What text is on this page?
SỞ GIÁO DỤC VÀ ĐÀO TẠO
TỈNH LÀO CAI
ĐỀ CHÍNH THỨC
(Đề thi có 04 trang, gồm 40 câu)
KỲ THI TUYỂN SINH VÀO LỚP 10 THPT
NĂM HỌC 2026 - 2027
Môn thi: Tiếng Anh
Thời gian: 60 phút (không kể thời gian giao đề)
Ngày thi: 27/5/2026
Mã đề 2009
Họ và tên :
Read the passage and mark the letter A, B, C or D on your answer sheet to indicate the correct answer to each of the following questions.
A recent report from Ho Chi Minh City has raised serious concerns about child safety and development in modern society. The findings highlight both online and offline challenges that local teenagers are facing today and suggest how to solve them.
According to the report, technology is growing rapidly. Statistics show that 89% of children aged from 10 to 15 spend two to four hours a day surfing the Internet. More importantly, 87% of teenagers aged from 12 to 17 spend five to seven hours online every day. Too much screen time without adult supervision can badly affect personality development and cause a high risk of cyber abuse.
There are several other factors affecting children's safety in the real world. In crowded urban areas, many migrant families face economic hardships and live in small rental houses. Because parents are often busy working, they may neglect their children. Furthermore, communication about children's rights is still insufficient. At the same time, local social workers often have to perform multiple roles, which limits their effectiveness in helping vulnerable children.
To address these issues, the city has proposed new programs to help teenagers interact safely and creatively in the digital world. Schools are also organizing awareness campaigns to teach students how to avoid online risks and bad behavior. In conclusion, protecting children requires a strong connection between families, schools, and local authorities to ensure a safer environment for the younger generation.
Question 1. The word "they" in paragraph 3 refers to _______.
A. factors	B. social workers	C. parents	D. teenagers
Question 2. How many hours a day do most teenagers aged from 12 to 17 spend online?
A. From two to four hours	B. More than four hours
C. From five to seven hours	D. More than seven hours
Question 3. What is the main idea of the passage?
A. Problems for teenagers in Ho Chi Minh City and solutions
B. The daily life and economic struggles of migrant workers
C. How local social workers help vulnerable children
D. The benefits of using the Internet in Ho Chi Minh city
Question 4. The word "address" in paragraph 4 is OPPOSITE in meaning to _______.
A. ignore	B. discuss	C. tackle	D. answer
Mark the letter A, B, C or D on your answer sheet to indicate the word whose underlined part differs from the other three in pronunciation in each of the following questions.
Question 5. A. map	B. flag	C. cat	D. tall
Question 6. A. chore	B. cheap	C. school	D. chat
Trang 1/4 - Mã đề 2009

#####

- _SET PROBLEM_:
Out of the records, collect only those lines that contain the string "questions".

- _OUTPUT FOR THIS TASK_:
Read the passage and mark the letter A, B, C or D on your answer sheet to indicate the correct answer to each of the following questions.
Mark the letter A, B, C or D on your answer sheet to indicate the word whose underlined part differs from the other three in pronunciation in each of the following questions.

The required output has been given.